◆ **Short exercise**: Find each line with the string "Frei" and report it.

◆ **Given records**:
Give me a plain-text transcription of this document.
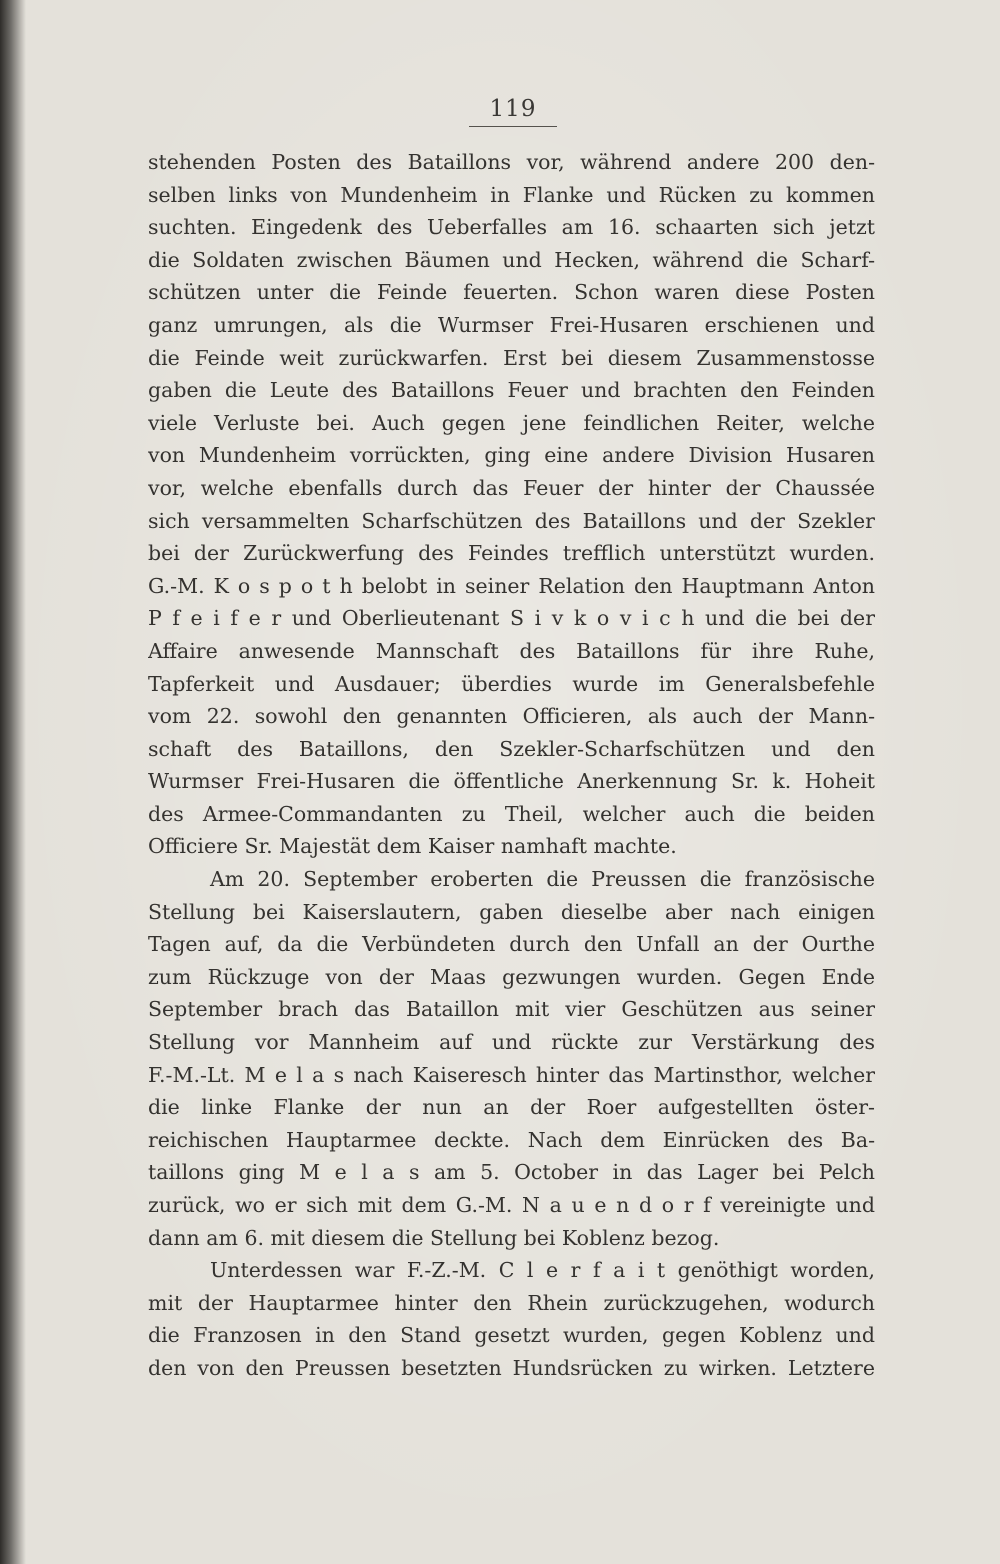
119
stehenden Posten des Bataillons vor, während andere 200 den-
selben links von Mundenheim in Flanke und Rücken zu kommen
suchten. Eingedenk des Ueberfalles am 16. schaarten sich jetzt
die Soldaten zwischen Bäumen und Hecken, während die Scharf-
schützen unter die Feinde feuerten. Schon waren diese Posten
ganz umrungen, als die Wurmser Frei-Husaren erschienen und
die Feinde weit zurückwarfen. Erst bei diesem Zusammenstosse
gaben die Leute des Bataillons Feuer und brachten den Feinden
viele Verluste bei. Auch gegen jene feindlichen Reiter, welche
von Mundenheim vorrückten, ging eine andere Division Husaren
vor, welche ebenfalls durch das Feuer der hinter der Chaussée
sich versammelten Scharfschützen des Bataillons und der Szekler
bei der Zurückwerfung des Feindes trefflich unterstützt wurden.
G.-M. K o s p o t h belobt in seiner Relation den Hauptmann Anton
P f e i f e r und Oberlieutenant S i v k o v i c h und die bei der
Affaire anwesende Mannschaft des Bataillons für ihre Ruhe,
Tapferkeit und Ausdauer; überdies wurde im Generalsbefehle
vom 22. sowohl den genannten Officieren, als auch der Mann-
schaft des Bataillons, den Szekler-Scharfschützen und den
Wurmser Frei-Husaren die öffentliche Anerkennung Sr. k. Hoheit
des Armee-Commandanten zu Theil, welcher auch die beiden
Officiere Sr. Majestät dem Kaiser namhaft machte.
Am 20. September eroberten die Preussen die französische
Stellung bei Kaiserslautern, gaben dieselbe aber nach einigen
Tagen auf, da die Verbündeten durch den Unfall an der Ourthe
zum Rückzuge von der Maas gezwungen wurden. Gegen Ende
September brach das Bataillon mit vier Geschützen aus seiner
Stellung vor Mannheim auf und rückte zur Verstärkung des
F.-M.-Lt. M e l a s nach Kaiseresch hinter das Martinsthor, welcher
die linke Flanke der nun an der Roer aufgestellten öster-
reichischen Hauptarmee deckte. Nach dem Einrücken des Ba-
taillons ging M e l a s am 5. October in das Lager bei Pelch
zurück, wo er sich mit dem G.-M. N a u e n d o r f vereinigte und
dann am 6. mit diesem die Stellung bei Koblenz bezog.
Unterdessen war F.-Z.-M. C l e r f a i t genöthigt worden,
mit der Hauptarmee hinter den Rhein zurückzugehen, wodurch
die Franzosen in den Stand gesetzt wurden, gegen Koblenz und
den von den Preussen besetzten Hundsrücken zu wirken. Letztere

* * *

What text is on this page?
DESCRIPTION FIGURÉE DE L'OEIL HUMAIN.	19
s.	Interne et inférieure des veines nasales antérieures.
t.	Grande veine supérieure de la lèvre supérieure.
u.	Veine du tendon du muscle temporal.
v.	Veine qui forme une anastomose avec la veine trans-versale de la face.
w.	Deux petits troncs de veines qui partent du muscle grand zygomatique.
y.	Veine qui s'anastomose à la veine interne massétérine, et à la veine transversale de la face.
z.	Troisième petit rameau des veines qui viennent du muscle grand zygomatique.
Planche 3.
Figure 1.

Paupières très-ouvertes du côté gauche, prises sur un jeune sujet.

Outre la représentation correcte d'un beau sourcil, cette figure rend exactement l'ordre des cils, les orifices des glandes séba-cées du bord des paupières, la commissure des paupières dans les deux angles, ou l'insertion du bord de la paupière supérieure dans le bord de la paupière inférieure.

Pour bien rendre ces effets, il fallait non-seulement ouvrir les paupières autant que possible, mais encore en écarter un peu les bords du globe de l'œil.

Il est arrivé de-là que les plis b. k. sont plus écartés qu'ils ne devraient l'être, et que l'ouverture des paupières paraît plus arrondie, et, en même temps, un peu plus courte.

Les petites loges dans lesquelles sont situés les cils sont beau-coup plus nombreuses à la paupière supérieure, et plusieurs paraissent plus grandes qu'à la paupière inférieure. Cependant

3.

...

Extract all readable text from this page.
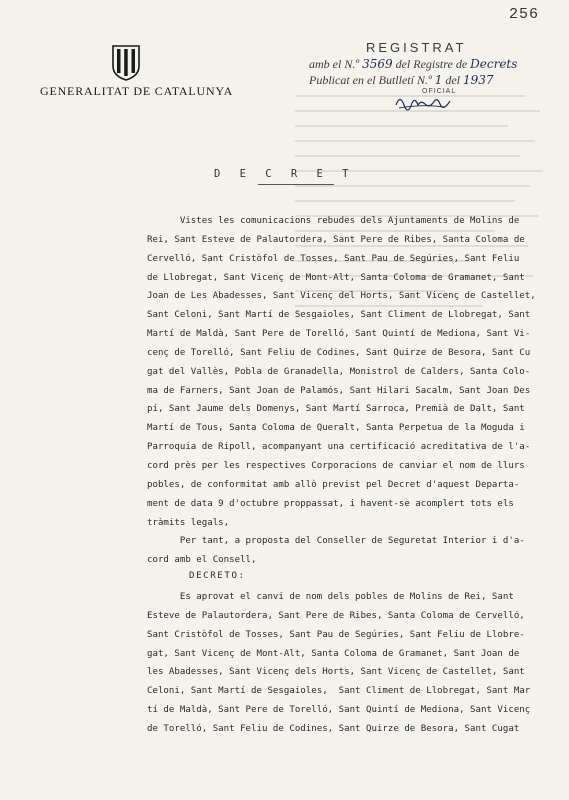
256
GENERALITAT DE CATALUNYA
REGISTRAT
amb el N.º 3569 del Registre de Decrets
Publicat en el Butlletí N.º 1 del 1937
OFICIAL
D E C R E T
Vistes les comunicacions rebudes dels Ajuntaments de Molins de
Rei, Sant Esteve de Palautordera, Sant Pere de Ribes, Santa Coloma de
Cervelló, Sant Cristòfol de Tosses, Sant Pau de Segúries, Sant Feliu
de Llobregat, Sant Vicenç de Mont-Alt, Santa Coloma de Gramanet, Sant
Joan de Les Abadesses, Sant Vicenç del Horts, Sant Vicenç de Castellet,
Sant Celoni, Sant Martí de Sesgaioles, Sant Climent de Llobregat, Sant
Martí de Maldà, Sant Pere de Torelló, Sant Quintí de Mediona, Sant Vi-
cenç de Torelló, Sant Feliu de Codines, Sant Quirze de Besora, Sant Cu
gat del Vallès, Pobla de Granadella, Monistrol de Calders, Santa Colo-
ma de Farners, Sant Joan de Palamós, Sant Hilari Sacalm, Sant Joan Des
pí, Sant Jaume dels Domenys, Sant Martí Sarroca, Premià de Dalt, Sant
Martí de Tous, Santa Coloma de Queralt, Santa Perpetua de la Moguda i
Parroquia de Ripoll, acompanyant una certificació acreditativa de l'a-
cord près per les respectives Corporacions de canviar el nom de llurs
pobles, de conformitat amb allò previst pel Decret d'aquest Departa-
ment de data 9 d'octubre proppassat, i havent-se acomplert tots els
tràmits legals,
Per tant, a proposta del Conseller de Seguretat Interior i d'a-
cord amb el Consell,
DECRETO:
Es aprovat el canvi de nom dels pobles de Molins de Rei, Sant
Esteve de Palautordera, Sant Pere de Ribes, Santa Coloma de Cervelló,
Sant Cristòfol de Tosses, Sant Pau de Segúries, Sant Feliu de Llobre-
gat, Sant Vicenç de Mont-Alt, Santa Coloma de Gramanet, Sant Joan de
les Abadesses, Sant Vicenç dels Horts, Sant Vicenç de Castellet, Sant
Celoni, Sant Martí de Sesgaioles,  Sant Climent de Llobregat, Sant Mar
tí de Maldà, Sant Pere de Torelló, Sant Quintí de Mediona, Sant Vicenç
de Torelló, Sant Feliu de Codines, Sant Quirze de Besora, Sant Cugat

◆ **Correct result**:
ganz umrungen, als die Wurmser Frei-Husaren erschienen und
Wurmser Frei-Husaren die öffentliche Anerkennung Sr. k. Hoheit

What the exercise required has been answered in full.